* Выполните задания:
**A)** Ответьте на вопросы по тексту о процессе Оппенгеймера, каждый ответ дайте на отдельной строке с той же пометкой.
(i) Кто выступал на стороне обвинения на процессе Оппенгеймера?
(ii) Что, по словам Эйнштейна, преходяще, а что вечно?
(iii) Кем, по его собственным словам, хотел бы быть Эйнштейн?
**B)** Отредактируйте часть текста о процессе Оппенгеймера, которая начинается со слов «Теллер прямо говорил» и заканчивается словами «знание, его дело.», заменив в ней «Н-бомбу» на «водородную бомбу».
**C)** Напишите продолжение текста о процессе Оппенгеймера и взглядах Эйнштейна, начиная сразу после его последнего предложения.

* Приведённый текст:

Из этого ничего не вышло. Физики Запада оказались разъединенными, как и их правительства. А на процессе Оппенгеймера на стороне обвинения выступал «свой брат» — физик Теллер.
Теллер прямо говорил о служении сиюминутной политической цели, об интересах момента, требующих «обогнать русских».
Конечно, он служил не только ей. Это нужно было ему самому, его работе, его желанию сделать Н-бомбу. Но он находил им оправдание во внешней цели, в обстоятельствах. Он ссылался на обстоятельства, как Фауст кивал на свою «цель».
В сущности ему нужна была только его физика, его знание, его дело.
За спиной Теллера угадывались не одни теллеры. За ним стояли и те, кто — не выступая ни «за», ни «против» — поступал так же.
Да что там, сам Эйнштейн говорил, что политика преходяща, а формулы вечны.
Но тот же Эйнштейн выступил в печати с поддержкой Оппенгеймера, когда начался процесс. Их научные взгляды расходились, но в этот момент Эйнштейн и Оппенгеймер оказались на одной стороне.
Странный разлад, не правда ли? Человек, презирающий сиюминутность, вклинивается в сиюминутность. Он отрывается от своей физики, чтобы обнажить меч Дон-Кихота.
Однажды, прочитав роман о Галилее, Эйнштейн писал его автору: «Что касается самого Галилея, то я представлял его себе, конечно, совсем иным. Нельзя сомневаться, что он страстно добивался истины. Но, по-моему, трудно поверить,
Он без всякой нужды суется льву в пасть — отправляется в Рим, дабы сражаться там с попами и прочими политиками. Разумеется, это не отвечает моим представлениям о своенравии и внутренней независимости старика Галилея. Во всяком случае, я не думаю, что мог бы предпринять нечто подобное, чтобы отстоять свою теорию относительности. Я бы подумал: истина несравненно сильнее меня, и попытка защитить ее мечом, оседлав Россинанта, показалась бы мне смешным донкихотством».
Даже в музыке Эйнштейн «смывал с себя горечь общения». Он искал сосредоточенности, уединенности, полной свободы от мира сего. Он говорил, что хотел бы быть смотрителем маяка и заниматься своими формулами. Он настаивал на одиночестве — на независимости — как на условии, без которого невозможно творчество.

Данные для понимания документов

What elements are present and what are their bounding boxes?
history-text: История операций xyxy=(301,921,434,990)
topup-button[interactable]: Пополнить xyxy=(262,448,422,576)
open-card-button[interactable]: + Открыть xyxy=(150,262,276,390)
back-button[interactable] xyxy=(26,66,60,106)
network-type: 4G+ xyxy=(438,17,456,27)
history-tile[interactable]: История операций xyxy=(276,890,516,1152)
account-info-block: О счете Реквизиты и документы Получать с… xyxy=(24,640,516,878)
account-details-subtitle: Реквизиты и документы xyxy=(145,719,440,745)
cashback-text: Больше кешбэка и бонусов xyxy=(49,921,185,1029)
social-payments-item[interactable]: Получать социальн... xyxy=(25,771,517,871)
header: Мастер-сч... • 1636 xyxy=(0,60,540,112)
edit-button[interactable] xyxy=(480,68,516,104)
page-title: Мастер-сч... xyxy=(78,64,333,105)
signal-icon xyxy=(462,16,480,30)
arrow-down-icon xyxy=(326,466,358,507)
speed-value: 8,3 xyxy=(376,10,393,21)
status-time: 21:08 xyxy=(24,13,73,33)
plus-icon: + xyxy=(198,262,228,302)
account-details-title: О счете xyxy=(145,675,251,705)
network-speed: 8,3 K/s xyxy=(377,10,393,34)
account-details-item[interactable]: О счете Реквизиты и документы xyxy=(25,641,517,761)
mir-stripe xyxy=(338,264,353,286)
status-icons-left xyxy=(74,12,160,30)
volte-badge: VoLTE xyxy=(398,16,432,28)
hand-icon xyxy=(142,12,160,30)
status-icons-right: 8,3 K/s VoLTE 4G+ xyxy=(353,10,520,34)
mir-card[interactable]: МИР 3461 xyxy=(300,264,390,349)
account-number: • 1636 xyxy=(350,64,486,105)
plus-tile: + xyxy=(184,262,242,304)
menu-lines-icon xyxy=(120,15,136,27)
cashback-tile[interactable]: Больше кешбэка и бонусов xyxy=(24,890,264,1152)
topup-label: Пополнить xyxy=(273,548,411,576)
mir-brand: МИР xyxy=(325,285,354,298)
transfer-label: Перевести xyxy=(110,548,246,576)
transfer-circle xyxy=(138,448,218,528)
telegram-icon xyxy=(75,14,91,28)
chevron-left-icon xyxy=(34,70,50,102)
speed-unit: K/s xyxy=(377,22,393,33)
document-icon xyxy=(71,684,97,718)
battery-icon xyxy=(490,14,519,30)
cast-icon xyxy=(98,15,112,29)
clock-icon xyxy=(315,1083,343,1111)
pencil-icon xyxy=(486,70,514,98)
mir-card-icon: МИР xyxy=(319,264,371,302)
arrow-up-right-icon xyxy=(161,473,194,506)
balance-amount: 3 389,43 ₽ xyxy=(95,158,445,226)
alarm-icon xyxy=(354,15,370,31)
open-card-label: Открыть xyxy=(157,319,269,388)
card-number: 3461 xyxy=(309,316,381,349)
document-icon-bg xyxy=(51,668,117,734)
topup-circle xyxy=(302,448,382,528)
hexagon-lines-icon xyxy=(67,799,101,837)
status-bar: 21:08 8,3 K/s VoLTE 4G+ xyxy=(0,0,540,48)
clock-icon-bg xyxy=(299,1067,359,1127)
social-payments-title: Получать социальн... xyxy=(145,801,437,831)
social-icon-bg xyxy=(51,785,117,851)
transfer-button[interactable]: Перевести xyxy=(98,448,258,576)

* Решённые задания:
**A)**
(i) Физик Теллер.
(ii) Политика преходяща, а формулы вечны.
(iii) Смотрителем маяка.

**B)**
Теллер прямо говорил о служении сиюминутной политической цели, об интересах момента, требующих «обогнать русских».
Конечно, он служил не только ей. Это нужно было ему самому, его работе, его желанию сделать водородную бомбу. Но он находил им оправдание во внешней цели, в обстоятельствах. Он ссылался на обстоятельства, как Фауст кивал на свою «цель».
В сущности ему нужна была только его физика, его знание, его дело.

**C)**
Все знавшие Эйнштейна вспоминают, что он был неумолим, когда речь заходила о физике. Для него не существовало причин, по которым он мог бы отложить свою работу. Даже в дни смертельной болезни жены, которую он любил, он не позволил себе переменить это правило.
И этот Эйнштейн писал человеку, вызванному в комиссию по установлению лояльности: «Реакционные политики посеяли подозрения по отношению к интеллектуальной активности, запугав публику внешней опасностью… Что должна делать интеллигенция, столкнувшись с этим злом? По правде я вижу только один путь — революционный путь неповиновения в духе Ганди… Если достаточное число людей вступит на этот тяжелый путь, он приведет к успеху. Если нет, — тогда интеллигенция этой страны не заслуживает ничего лучшего, чем рабство».
Дух неповиновения всегда был с Эйнштейном. Он не повиновался Гитлеру. Он не повиновался Маккарти, когда то же началось в Америке.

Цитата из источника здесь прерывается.